§ PROBLEM TO SOLVE
Present the following entries again, word for word and in full.

Stored data entries:

## BEGIN

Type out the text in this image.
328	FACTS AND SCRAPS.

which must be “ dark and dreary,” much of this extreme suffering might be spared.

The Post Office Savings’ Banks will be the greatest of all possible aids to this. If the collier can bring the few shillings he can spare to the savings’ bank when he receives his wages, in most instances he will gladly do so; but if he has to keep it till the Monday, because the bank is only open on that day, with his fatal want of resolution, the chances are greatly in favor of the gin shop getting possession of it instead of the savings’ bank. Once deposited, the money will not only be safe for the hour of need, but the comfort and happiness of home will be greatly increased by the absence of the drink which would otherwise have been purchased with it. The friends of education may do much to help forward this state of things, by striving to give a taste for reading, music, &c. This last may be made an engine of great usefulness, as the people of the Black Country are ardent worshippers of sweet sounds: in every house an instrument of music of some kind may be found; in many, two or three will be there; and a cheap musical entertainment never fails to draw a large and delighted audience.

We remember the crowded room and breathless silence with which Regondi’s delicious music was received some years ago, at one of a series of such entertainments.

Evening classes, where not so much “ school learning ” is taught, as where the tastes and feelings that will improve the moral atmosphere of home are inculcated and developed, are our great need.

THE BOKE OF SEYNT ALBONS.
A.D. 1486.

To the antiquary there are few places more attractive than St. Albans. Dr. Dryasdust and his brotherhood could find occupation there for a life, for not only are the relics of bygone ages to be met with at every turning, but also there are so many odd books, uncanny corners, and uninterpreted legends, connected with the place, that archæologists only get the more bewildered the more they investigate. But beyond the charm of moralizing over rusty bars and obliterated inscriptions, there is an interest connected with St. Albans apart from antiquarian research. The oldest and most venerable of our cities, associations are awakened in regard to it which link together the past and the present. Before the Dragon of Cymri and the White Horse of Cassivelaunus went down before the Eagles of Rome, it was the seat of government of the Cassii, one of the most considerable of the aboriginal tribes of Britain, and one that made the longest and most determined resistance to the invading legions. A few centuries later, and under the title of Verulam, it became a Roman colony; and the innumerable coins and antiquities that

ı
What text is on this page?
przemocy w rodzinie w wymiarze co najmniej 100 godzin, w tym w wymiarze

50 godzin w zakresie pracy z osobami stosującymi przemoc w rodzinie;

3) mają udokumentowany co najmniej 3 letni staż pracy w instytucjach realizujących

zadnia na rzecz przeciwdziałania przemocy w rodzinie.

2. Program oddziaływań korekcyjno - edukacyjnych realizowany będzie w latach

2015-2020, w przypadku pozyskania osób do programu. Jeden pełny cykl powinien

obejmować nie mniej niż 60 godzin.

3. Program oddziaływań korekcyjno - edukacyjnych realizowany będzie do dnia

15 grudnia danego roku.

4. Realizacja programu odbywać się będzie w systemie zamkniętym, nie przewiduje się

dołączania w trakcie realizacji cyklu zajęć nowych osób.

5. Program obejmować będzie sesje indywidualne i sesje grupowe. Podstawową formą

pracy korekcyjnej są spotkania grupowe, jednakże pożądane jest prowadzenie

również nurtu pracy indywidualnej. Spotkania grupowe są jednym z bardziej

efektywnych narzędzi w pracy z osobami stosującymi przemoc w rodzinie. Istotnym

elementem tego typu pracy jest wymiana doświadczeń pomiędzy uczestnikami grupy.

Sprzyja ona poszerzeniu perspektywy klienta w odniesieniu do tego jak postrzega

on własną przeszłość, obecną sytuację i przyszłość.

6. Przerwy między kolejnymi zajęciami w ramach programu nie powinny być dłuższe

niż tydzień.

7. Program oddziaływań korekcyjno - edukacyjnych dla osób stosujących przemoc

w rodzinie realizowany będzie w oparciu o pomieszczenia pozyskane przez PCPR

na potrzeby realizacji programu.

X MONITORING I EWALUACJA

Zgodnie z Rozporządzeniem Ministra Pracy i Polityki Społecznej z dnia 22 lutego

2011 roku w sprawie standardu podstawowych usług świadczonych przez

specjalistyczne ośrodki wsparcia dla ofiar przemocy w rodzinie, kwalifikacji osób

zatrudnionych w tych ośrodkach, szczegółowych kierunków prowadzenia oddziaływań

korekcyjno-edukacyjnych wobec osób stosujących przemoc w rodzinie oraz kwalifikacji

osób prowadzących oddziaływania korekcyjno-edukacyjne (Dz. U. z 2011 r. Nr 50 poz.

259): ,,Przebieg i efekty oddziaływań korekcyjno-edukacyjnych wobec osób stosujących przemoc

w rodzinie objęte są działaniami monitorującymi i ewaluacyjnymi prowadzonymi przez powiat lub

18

## END

§ THE SOLUTION
Type out the text in this image.
328	FACTS AND SCRAPS.

which must be “ dark and dreary,” much of this extreme suffering might be spared.

The Post Office Savings’ Banks will be the greatest of all possible aids to this. If the collier can bring the few shillings he can spare to the savings’ bank when he receives his wages, in most instances he will gladly do so; but if he has to keep it till the Monday, because the bank is only open on that day, with his fatal want of resolution, the chances are greatly in favor of the gin shop getting possession of it instead of the savings’ bank. Once deposited, the money will not only be safe for the hour of need, but the comfort and happiness of home will be greatly increased by the absence of the drink which would otherwise have been purchased with it. The friends of education may do much to help forward this state of things, by striving to give a taste for reading, music, &c. This last may be made an engine of great usefulness, as the people of the Black Country are ardent worshippers of sweet sounds: in every house an instrument of music of some kind may be found; in many, two or three will be there; and a cheap musical entertainment never fails to draw a large and delighted audience.

We remember the crowded room and breathless silence with which Regondi’s delicious music was received some years ago, at one of a series of such entertainments.

Evening classes, where not so much “ school learning ” is taught, as where the tastes and feelings that will improve the moral atmosphere of home are inculcated and developed, are our great need.

THE BOKE OF SEYNT ALBONS.
A.D. 1486.

To the antiquary there are few places more attractive than St. Albans. Dr. Dryasdust and his brotherhood could find occupation there for a life, for not only are the relics of bygone ages to be met with at every turning, but also there are so many odd books, uncanny corners, and uninterpreted legends, connected with the place, that archæologists only get the more bewildered the more they investigate. But beyond the charm of moralizing over rusty bars and obliterated inscriptions, there is an interest connected with St. Albans apart from antiquarian research. The oldest and most venerable of our cities, associations are awakened in regard to it which link together the past and the present. Before the Dragon of Cymri and the White Horse of Cassivelaunus went down before the Eagles of Rome, it was the seat of government of the Cassii, one of the most considerable of the aboriginal tribes of Britain, and one that made the longest and most determined resistance to the invading legions. A few centuries later, and under the title of Verulam, it became a Roman colony; and the innumerable coins and antiquities that

ı
What text is on this page?
przemocy w rodzinie w wymiarze co najmniej 100 godzin, w tym w wymiarze

50 godzin w zakresie pracy z osobami stosującymi przemoc w rodzinie;

3) mają udokumentowany co najmniej 3 letni staż pracy w instytucjach realizujących

zadnia na rzecz przeciwdziałania przemocy w rodzinie.

2. Program oddziaływań korekcyjno - edukacyjnych realizowany będzie w latach

2015-2020, w przypadku pozyskania osób do programu. Jeden pełny cykl powinien

obejmować nie mniej niż 60 godzin.

3. Program oddziaływań korekcyjno - edukacyjnych realizowany będzie do dnia

15 grudnia danego roku.

4. Realizacja programu odbywać się będzie w systemie zamkniętym, nie przewiduje się

dołączania w trakcie realizacji cyklu zajęć nowych osób.

5. Program obejmować będzie sesje indywidualne i sesje grupowe. Podstawową formą

pracy korekcyjnej są spotkania grupowe, jednakże pożądane jest prowadzenie

również nurtu pracy indywidualnej. Spotkania grupowe są jednym z bardziej

efektywnych narzędzi w pracy z osobami stosującymi przemoc w rodzinie. Istotnym

elementem tego typu pracy jest wymiana doświadczeń pomiędzy uczestnikami grupy.

Sprzyja ona poszerzeniu perspektywy klienta w odniesieniu do tego jak postrzega

on własną przeszłość, obecną sytuację i przyszłość.

6. Przerwy między kolejnymi zajęciami w ramach programu nie powinny być dłuższe

niż tydzień.

7. Program oddziaływań korekcyjno - edukacyjnych dla osób stosujących przemoc

w rodzinie realizowany będzie w oparciu o pomieszczenia pozyskane przez PCPR

na potrzeby realizacji programu.

X MONITORING I EWALUACJA

Zgodnie z Rozporządzeniem Ministra Pracy i Polityki Społecznej z dnia 22 lutego

2011 roku w sprawie standardu podstawowych usług świadczonych przez

specjalistyczne ośrodki wsparcia dla ofiar przemocy w rodzinie, kwalifikacji osób

zatrudnionych w tych ośrodkach, szczegółowych kierunków prowadzenia oddziaływań

korekcyjno-edukacyjnych wobec osób stosujących przemoc w rodzinie oraz kwalifikacji

osób prowadzących oddziaływania korekcyjno-edukacyjne (Dz. U. z 2011 r. Nr 50 poz.

259): ,,Przebieg i efekty oddziaływań korekcyjno-edukacyjnych wobec osób stosujących przemoc

w rodzinie objęte są działaniami monitorującymi i ewaluacyjnymi prowadzonymi przez powiat lub

18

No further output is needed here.